| TASK STATEMENT |
Update the lines below by replacing "bounding box" with "bounding rectangle" and leaving everything else unchanged. Leave the pictures out of your output.

-------

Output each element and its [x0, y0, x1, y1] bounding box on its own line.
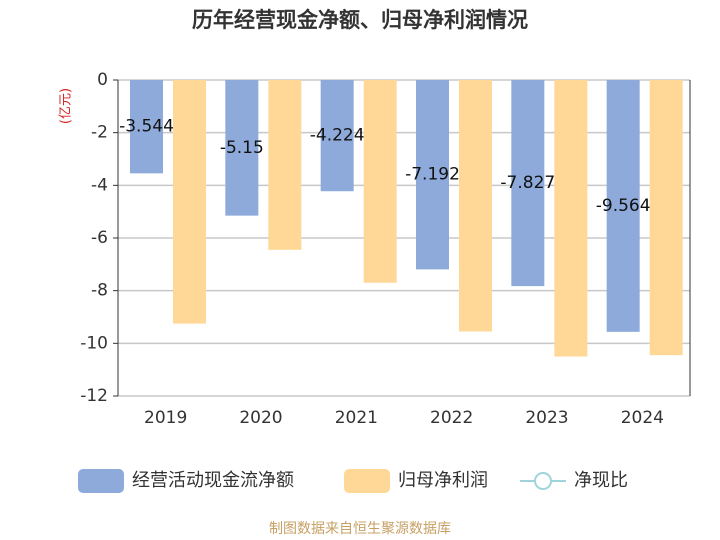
bar	[511, 80, 545, 287]
data-label: -3.544	[119, 117, 174, 137]
bar	[320, 80, 354, 192]
y-tick-label: -10	[80, 333, 108, 353]
legend-label: 归母净利润	[398, 470, 488, 491]
bar	[416, 80, 449, 270]
bar	[173, 80, 206, 324]
y-tick-label: -8	[91, 281, 108, 301]
unit-label: (亿元)	[59, 88, 74, 124]
chart-title: 历年经营现金净额、归母净利润情况	[192, 8, 528, 32]
legend-label: 净现比	[574, 470, 628, 491]
y-tick-label: 0	[97, 70, 108, 90]
bar	[606, 80, 640, 332]
legend-swatch	[344, 469, 390, 493]
data-label: -9.564	[596, 196, 651, 216]
y-tick-label: -2	[91, 123, 108, 143]
x-tick-label: 2021	[335, 408, 378, 428]
bar	[459, 80, 492, 332]
bar	[363, 80, 397, 283]
legend-swatch	[78, 469, 124, 493]
data-label: -4.224	[310, 126, 365, 146]
x-tick-label: 2019	[144, 408, 187, 428]
data-label: -5.15	[220, 138, 264, 158]
x-tick-label: 2020	[239, 408, 282, 428]
legend-marker	[534, 472, 552, 490]
y-tick-label: -4	[91, 175, 108, 195]
x-tick-label: 2022	[430, 408, 473, 428]
source-note: 制图数据来自恒生聚源数据库	[269, 521, 451, 537]
data-label: -7.192	[405, 165, 460, 185]
bar	[268, 80, 302, 250]
bar	[649, 80, 683, 356]
x-tick-label: 2024	[621, 408, 664, 428]
bar	[130, 80, 163, 174]
data-label: -7.827	[500, 173, 555, 193]
legend-label: 经营活动现金流净额	[132, 470, 294, 491]
y-tick-label: -6	[91, 228, 108, 248]
bar	[225, 80, 259, 216]
bar	[554, 80, 588, 357]
y-tick-label: -12	[80, 386, 108, 406]
x-tick-label: 2023	[525, 408, 568, 428]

-------

| COMPLETE OUTPUT |
Output each element and its [x0, y0, x1, y1] bounding rectangle on its own line.
bar	[511, 80, 545, 287]
data-label: -3.544	[119, 117, 174, 137]
bar	[320, 80, 354, 192]
y-tick-label: -10	[80, 333, 108, 353]
legend-label: 归母净利润	[398, 470, 488, 491]
bar	[416, 80, 449, 270]
bar	[173, 80, 206, 324]
y-tick-label: -8	[91, 281, 108, 301]
unit-label: (亿元)	[59, 88, 74, 124]
chart-title: 历年经营现金净额、归母净利润情况	[192, 8, 528, 32]
legend-label: 净现比	[574, 470, 628, 491]
y-tick-label: 0	[97, 70, 108, 90]
bar	[606, 80, 640, 332]
legend-swatch	[344, 469, 390, 493]
data-label: -9.564	[596, 196, 651, 216]
y-tick-label: -2	[91, 123, 108, 143]
x-tick-label: 2021	[335, 408, 378, 428]
bar	[459, 80, 492, 332]
bar	[363, 80, 397, 283]
legend-swatch	[78, 469, 124, 493]
data-label: -4.224	[310, 126, 365, 146]
x-tick-label: 2019	[144, 408, 187, 428]
data-label: -5.15	[220, 138, 264, 158]
x-tick-label: 2020	[239, 408, 282, 428]
legend-marker	[534, 472, 552, 490]
y-tick-label: -4	[91, 175, 108, 195]
x-tick-label: 2022	[430, 408, 473, 428]
source-note: 制图数据来自恒生聚源数据库	[269, 521, 451, 537]
data-label: -7.192	[405, 165, 460, 185]
bar	[268, 80, 302, 250]
bar	[649, 80, 683, 356]
x-tick-label: 2024	[621, 408, 664, 428]
bar	[130, 80, 163, 174]
data-label: -7.827	[500, 173, 555, 193]
legend-label: 经营活动现金流净额	[132, 470, 294, 491]
y-tick-label: -6	[91, 228, 108, 248]
bar	[225, 80, 259, 216]
bar	[554, 80, 588, 357]
y-tick-label: -12	[80, 386, 108, 406]
x-tick-label: 2023	[525, 408, 568, 428]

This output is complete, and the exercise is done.